--- start ---

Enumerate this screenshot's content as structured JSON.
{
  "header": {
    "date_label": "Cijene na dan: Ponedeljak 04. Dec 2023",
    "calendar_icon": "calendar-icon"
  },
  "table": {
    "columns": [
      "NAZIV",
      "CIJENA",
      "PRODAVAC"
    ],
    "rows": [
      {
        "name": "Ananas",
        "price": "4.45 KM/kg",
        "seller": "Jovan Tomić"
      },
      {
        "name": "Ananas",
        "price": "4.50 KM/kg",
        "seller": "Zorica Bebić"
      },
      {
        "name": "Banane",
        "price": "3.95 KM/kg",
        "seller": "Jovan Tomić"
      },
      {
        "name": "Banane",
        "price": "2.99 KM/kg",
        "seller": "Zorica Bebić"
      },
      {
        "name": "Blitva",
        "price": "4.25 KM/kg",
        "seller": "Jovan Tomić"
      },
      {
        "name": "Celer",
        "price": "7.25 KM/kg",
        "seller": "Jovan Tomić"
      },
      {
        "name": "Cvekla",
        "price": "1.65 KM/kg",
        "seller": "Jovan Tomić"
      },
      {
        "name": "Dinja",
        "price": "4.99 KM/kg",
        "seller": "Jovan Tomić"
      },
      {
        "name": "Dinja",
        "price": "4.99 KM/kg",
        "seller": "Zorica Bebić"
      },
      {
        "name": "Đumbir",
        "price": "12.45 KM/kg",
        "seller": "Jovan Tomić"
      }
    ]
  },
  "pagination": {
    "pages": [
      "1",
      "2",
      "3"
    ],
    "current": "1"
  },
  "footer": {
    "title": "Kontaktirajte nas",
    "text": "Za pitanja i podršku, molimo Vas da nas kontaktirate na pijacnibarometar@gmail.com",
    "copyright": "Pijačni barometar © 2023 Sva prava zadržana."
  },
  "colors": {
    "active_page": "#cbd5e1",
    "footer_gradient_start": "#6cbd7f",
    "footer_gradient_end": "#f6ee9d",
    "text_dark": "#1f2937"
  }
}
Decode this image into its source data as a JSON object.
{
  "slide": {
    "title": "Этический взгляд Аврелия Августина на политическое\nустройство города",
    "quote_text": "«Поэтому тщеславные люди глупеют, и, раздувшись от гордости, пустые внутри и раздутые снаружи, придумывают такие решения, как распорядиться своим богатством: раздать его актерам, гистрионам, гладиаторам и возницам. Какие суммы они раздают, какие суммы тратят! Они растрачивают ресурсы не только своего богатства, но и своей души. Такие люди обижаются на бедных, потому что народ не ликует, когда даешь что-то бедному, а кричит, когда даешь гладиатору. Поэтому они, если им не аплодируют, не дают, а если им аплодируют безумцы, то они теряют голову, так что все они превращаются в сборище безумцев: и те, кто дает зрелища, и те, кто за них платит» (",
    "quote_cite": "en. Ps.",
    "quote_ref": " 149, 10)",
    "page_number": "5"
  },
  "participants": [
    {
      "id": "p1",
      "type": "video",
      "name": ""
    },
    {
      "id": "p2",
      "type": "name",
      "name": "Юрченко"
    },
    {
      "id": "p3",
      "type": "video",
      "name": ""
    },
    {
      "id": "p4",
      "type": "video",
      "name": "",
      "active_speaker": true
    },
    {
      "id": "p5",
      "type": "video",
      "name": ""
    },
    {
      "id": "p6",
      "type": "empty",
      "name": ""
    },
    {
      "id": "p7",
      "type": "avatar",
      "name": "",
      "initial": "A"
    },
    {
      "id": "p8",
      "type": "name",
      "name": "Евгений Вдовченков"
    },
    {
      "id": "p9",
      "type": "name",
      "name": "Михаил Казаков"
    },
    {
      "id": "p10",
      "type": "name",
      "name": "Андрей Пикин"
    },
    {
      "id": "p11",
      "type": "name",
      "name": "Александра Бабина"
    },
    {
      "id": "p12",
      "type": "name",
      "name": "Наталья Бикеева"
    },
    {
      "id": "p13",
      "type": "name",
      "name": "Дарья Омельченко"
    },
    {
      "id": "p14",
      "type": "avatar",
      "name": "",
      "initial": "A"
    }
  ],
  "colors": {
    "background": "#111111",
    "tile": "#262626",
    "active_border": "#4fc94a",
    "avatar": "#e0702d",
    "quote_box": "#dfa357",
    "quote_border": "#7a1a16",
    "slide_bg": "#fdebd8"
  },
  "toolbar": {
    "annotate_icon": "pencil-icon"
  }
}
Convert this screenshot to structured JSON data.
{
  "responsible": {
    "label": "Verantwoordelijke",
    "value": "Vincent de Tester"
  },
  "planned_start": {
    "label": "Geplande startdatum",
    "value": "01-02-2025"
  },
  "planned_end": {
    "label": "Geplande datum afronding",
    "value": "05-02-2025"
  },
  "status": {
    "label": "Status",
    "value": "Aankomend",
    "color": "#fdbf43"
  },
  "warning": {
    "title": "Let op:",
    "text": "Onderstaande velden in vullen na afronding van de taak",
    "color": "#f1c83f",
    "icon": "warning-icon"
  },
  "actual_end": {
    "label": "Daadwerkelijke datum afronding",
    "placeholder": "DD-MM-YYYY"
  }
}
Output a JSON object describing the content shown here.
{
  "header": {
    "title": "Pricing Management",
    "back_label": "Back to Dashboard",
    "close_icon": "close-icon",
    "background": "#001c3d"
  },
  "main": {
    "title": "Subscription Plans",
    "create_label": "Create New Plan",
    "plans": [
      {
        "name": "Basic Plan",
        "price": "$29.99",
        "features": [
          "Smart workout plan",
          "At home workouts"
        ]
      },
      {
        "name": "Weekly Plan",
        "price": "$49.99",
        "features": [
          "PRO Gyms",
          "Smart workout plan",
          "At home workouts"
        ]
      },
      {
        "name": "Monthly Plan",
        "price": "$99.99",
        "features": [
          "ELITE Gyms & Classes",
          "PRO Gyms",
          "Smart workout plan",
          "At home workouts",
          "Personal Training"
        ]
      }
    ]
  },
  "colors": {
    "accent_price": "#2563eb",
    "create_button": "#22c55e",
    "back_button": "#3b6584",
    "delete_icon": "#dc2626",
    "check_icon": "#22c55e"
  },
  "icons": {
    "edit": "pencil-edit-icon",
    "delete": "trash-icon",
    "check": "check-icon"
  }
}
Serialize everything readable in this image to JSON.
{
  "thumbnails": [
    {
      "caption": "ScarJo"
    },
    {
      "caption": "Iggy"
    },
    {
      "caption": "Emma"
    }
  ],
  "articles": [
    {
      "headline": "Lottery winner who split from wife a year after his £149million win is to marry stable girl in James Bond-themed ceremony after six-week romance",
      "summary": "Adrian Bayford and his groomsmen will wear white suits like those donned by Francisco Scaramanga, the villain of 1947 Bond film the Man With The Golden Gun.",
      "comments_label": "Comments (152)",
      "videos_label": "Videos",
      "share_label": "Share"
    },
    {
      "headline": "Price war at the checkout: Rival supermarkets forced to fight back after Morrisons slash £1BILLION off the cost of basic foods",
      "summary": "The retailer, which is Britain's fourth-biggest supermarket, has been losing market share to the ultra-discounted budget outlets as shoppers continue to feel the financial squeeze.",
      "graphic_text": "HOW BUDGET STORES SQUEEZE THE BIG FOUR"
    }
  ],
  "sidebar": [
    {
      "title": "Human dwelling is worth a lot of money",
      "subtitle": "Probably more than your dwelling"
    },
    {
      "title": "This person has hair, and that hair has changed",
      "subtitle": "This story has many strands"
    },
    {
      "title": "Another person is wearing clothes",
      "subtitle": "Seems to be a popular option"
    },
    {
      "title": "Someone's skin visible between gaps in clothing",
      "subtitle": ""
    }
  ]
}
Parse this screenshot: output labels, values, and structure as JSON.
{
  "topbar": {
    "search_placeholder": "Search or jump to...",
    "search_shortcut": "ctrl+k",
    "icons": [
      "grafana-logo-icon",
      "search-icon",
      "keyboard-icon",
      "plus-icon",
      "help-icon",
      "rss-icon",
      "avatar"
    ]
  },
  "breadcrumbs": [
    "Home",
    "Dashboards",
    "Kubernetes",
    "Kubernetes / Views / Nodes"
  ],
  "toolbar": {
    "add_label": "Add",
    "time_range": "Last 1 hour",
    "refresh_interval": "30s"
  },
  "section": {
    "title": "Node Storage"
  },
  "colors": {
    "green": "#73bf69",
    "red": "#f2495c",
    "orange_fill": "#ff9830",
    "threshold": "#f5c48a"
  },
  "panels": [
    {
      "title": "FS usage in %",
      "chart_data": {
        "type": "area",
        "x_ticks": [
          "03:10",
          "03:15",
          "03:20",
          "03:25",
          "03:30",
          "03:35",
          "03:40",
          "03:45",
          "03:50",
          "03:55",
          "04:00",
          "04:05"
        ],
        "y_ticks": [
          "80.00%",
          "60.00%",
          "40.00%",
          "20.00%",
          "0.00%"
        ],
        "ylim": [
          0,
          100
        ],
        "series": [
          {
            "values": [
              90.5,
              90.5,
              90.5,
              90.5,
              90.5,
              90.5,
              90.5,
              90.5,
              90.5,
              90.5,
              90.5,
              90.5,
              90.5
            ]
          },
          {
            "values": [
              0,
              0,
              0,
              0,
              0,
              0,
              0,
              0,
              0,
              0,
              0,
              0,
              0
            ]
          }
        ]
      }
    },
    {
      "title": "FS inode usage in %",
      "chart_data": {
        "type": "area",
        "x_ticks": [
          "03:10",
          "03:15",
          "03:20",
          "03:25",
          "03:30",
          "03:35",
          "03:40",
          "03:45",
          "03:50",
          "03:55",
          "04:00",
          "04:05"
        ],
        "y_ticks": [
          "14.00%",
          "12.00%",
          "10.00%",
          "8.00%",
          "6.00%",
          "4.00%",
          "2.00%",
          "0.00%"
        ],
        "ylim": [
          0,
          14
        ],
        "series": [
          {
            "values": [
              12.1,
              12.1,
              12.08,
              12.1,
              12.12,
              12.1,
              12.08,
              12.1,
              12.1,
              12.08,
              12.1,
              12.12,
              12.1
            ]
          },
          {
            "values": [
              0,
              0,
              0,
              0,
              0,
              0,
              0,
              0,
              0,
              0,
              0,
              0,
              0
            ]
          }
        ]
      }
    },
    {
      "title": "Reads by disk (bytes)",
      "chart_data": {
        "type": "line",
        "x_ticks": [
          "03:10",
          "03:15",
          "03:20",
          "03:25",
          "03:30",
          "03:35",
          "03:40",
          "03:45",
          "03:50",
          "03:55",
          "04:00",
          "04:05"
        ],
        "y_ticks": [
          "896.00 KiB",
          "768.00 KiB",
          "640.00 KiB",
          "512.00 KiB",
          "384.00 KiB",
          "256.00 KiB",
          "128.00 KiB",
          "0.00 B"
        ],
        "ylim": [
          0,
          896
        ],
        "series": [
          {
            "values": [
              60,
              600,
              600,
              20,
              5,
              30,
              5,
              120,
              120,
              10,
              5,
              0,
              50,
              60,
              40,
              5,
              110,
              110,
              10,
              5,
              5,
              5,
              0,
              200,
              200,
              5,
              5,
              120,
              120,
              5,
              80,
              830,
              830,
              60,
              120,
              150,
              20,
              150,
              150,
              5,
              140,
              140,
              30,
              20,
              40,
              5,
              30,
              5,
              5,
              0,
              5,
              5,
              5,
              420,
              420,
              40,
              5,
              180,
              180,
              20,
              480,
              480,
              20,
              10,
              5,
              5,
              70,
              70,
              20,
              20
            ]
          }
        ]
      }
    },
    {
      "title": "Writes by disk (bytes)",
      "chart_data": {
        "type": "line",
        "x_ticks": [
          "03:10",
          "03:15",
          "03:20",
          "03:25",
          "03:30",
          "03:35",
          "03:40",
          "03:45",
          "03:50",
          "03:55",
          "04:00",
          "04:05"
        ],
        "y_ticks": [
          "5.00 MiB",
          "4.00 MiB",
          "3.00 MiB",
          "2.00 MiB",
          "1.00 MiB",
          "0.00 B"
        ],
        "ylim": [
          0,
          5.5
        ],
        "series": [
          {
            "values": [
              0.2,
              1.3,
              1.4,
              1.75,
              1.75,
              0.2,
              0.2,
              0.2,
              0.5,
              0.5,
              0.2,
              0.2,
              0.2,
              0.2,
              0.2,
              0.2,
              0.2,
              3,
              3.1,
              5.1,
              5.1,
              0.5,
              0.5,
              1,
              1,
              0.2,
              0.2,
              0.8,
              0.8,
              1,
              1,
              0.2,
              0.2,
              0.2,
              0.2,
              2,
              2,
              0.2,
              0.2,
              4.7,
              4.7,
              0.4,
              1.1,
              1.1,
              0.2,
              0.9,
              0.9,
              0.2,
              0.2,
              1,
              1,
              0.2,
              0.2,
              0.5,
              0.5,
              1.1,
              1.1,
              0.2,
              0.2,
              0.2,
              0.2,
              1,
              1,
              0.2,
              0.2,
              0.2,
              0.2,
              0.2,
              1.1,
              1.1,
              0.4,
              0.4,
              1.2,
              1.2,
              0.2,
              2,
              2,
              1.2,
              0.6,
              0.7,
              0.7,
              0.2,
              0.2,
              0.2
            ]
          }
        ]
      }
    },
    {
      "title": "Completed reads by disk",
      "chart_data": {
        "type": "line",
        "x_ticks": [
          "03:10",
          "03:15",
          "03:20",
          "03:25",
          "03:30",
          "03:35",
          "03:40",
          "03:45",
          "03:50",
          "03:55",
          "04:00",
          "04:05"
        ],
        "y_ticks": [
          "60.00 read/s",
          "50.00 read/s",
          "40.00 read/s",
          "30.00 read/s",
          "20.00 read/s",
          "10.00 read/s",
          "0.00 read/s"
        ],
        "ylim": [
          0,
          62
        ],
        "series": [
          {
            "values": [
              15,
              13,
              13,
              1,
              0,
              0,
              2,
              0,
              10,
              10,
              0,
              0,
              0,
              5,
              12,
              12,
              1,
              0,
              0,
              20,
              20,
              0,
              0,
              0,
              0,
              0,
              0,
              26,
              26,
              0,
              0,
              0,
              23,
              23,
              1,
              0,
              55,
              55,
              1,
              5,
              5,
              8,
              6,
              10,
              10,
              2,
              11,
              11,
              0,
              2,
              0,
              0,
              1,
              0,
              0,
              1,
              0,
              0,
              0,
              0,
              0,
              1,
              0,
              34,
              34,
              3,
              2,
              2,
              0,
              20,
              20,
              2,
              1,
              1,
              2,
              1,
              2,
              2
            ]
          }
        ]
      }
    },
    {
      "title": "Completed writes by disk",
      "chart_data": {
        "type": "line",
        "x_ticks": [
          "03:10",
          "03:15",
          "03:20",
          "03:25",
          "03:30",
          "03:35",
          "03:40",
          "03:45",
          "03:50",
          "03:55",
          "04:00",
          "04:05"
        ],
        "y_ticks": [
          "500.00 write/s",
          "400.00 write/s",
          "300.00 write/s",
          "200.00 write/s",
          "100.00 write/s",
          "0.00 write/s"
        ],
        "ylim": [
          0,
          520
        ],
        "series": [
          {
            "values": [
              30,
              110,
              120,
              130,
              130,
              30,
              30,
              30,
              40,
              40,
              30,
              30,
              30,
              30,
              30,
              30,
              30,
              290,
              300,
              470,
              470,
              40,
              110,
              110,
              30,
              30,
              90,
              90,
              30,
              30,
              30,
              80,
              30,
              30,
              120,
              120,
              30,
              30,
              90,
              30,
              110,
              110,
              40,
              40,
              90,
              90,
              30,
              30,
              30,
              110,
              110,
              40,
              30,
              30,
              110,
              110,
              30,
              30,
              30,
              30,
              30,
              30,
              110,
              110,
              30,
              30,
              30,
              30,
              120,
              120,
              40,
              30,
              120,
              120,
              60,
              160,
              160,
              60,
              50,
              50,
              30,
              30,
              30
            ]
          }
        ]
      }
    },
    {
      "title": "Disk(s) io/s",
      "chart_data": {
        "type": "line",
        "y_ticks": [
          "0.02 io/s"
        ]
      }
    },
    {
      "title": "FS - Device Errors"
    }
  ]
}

--- end ---

> [Problem to work on]:
Identify the lines above that contain the word "headline", then copy them.

> [Solved problem]:
      "headline": "Lottery winner who split from wife a year after his £149million win is to marry stable girl in James Bond-themed ceremony after six-week romance",
      "headline": "Price war at the checkout: Rival supermarkets forced to fight back after Morrisons slash £1BILLION off the cost of basic foods",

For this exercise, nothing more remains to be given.